== What is being asked ==
Copy every line of the data below word for word, leaving out the pictures.

== Provided data ==
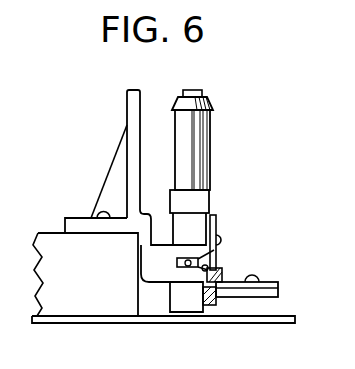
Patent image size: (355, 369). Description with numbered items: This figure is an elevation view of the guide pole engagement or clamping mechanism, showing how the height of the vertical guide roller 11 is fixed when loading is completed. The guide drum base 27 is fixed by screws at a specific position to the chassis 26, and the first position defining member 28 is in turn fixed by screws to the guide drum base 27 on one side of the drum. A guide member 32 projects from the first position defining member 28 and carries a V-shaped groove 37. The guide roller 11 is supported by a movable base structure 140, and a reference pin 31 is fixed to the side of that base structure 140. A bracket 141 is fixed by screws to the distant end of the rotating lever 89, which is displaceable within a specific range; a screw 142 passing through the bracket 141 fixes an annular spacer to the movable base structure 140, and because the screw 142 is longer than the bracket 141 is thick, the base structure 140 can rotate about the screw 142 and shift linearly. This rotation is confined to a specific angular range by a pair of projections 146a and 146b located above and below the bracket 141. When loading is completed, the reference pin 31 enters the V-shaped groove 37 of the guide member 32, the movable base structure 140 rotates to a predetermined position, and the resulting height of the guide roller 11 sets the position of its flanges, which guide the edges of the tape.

The guide roller 11 is at (205, 155).
The chassis 26 is at (92, 324).
The guide drum base 27 is at (43, 295).
The first position defining member 28 is at (111, 169).
The reference pin 31 is at (222, 263).
The guide member 32 is at (155, 283).
The V-shaped groove 37 is at (201, 263).
The rotating lever 89 is at (266, 295).
The movable base structure 140 is at (165, 217).
The bracket 141 is at (216, 228).
The screw 142 is at (221, 243).
The projection 146a is at (219, 272).
The projection 146b is at (211, 293).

== Written reply ==
Patent image size: (355, 369). Description with numbered items: This figure is an elevation view of the guide pole engagement or clamping mechanism, showing how the height of the vertical guide roller 11 is fixed when loading is completed. The guide drum base 27 is fixed by screws at a specific position to the chassis 26, and the first position defining member 28 is in turn fixed by screws to the guide drum base 27 on one side of the drum. A guide member 32 projects from the first position defining member 28 and carries a V-shaped groove 37. The guide roller 11 is supported by a movable base structure 140, and a reference pin 31 is fixed to the side of that base structure 140. A bracket 141 is fixed by screws to the distant end of the rotating lever 89, which is displaceable within a specific range; a screw 142 passing through the bracket 141 fixes an annular spacer to the movable base structure 140, and because the screw 142 is longer than the bracket 141 is thick, the base structure 140 can rotate about the screw 142 and shift linearly. This rotation is confined to a specific angular range by a pair of projections 146a and 146b located above and below the bracket 141. When loading is completed, the reference pin 31 enters the V-shaped groove 37 of the guide member 32, the movable base structure 140 rotates to a predetermined position, and the resulting height of the guide roller 11 sets the position of its flanges, which guide the edges of the tape.

The guide roller 11 is at (205, 155).
The chassis 26 is at (92, 324).
The guide drum base 27 is at (43, 295).
The first position defining member 28 is at (111, 169).
The reference pin 31 is at (222, 263).
The guide member 32 is at (155, 283).
The V-shaped groove 37 is at (201, 263).
The rotating lever 89 is at (266, 295).
The movable base structure 140 is at (165, 217).
The bracket 141 is at (216, 228).
The screw 142 is at (221, 243).
The projection 146a is at (219, 272).
The projection 146b is at (211, 293).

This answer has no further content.